───── 本文抜粋 ─────
労務管理と行動経済学

内定取り消しと保有効果 (労務管理と行動経済学)

2015年1月28日

以前、面接の話をしたので今回は内定の話をしましょう。

内定というと、法律的に、あるいは社労士的に言えば「始期付解約権留保付労働契約」と言います。

「勤務開始時期を明示し、企業にそれを取り消す権利を保留させる労働契約」ということなのですが、大事なのは、内定とはいえ労働契約なんだというもの。だから、それを取り消すってのは解雇に当たり、つまりは内定取り消しは、実は非常にハードル高いことなのです。

つい最近も某テレビ局の内定取り消しが話題になりましたし、リーマンショック直後はこの内定取り消しの有効性を争う裁判が起こったりもしましたが、冷静に考えてみるとおかしな話ですよね。だって、自分のことをいらないって言ってるところにわざわざ入りたいって思うのって。
───── 提供資料 ─────
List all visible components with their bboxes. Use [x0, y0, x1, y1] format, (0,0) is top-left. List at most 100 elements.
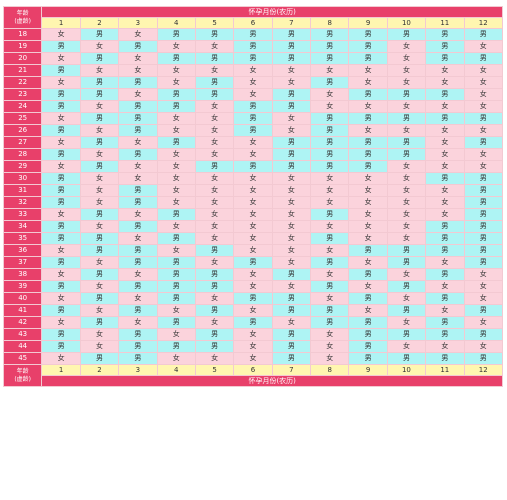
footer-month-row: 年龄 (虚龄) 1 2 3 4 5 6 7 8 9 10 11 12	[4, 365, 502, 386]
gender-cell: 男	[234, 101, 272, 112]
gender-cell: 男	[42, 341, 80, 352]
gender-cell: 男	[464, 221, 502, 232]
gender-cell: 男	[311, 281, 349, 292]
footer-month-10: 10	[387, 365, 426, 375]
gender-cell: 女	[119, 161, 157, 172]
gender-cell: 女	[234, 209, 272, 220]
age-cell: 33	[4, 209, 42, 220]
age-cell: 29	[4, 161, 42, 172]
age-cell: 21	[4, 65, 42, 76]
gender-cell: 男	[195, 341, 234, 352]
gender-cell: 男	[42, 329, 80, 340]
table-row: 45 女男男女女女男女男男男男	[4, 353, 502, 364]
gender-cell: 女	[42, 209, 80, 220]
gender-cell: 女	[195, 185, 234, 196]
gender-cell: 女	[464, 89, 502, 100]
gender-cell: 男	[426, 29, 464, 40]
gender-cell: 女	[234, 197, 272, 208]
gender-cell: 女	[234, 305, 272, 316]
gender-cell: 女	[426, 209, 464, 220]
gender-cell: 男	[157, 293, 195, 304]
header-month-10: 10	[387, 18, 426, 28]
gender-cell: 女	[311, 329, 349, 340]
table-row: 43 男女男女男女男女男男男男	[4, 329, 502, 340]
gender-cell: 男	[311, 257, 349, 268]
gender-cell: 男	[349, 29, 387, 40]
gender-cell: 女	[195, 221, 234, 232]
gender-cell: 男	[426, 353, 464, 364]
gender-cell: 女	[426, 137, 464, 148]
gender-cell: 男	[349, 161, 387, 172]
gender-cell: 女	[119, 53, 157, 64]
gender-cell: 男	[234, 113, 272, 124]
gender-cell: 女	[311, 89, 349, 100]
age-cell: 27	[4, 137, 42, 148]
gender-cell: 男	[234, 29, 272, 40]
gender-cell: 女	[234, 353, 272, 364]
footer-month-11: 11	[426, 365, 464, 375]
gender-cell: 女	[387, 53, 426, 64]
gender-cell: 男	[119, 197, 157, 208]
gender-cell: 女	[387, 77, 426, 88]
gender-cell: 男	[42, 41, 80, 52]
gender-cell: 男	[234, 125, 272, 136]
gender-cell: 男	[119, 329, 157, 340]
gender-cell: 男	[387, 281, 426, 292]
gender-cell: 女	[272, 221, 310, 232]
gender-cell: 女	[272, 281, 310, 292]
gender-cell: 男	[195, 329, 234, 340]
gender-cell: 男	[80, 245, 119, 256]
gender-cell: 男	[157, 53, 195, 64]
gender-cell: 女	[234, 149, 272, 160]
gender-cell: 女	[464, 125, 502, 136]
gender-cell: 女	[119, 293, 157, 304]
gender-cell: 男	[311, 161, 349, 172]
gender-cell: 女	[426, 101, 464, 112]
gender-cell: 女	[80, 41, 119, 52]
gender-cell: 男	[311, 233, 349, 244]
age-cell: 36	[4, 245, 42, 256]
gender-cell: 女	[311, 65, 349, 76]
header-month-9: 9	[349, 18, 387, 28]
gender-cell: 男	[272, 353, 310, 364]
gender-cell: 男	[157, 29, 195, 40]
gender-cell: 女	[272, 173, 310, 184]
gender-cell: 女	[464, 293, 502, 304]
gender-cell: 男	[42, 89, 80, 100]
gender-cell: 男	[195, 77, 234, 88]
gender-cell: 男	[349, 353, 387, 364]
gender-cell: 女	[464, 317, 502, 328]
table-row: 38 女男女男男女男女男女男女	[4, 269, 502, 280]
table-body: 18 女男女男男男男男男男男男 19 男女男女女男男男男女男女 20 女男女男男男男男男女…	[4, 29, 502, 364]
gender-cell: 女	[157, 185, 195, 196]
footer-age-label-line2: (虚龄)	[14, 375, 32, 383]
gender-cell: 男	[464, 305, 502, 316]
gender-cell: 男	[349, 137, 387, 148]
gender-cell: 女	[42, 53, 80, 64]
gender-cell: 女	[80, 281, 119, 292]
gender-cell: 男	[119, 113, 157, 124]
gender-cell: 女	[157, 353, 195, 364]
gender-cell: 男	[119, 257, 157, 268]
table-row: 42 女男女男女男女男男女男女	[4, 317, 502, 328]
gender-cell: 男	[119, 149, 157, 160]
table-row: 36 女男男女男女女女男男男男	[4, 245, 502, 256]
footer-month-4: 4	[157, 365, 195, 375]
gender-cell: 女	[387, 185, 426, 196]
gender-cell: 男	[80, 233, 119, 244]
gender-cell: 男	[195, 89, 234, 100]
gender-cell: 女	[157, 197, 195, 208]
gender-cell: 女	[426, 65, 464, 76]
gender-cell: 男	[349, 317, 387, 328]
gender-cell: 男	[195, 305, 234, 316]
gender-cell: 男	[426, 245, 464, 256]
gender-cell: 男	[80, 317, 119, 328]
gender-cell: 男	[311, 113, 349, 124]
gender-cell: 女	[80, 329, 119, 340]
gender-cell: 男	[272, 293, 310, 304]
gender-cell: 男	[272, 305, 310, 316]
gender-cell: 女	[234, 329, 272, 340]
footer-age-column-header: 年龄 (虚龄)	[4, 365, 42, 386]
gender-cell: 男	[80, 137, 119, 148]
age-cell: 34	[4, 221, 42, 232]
─────
### [課題の内容]
A - 内定取り消しの文章で、内定を言い表すのに使われている表現をすべて挙げよ。
B - 内定取り消しの文章のうち、"内定というと、法律的に、ある"から"にハードル高いことなのです。"までを、両端を含めて一字も変えずに繰り返せ。
C - 内定取り消しの文章を引き継ぎ、最後の文の後から書き進めよ。
記録は参照しなくてよい。

### [解答例]
A -
・始期付解約権留保付労働契約
・勤務開始時期を明示し、企業にそれを取り消す権利を保留させる労働契約
・労働契約

B -
内定というと、法律的に、あるいは社労士的に言えば「始期付解約権留保付労働契約」と言います。

「勤務開始時期を明示し、企業にそれを取り消す権利を保留させる労働契約」ということなのですが、大事なのは、内定とはいえ労働契約なんだというもの。だから、それを取り消すってのは解雇に当たり、つまりは内定取り消しは、実は非常にハードル高いことなのです。

C -
それに日本テレビ(某テレビ局じゃなかったのか!)の件はともかく、リーマンショック直後で内定切りしてるところなんて、経営的にもやばいから内定を取り消してるわけで、そんな自分が入ったら潰れそうな会社にわざわざ裁判まで起こして入りたいっていうのはやっぱり違和感がある。

で、今日ご紹介するのはそんな謎がほんの少しばかり解けるかもしれない行動経済学の「保有効果」です。

保有効果

保有効果とは同じものでも、それを買ってもいいと思える額と、それを所有していて誰かに売ってくれと頼まれた場合の売却額が(たいていは大きく)異なることをさす現象のことです。

例えば、サッカーW杯のチケットを正規の値段でなんとか手に入れた人が、それと同額でほしいといっている人に売るなんてまず考えられません。ほしいと言っている人も、それはわかっているので多少は正規の値段に上乗せしようと考えますが、実際にチケットを持っている人が思う売ってもいいと思える額とは大きな差が生まれます。

また、ブックオフで本やCDを売ったことのある人なら「えっ、こんなに安いの?」と驚いたことがあるでしょうし、ヤフオクなどのオークションでは客観的に見ればこんなものをこんな高値で始めたって売れるわけないでしょ、みたいな出品がよく見られます。

どうしてこんなことが起こるかというと、人間は自分が所有しているものに対して、客観的に適正な価格よりも高い値段設定をしてしまいがちだからで、これこそが保有効果なのです。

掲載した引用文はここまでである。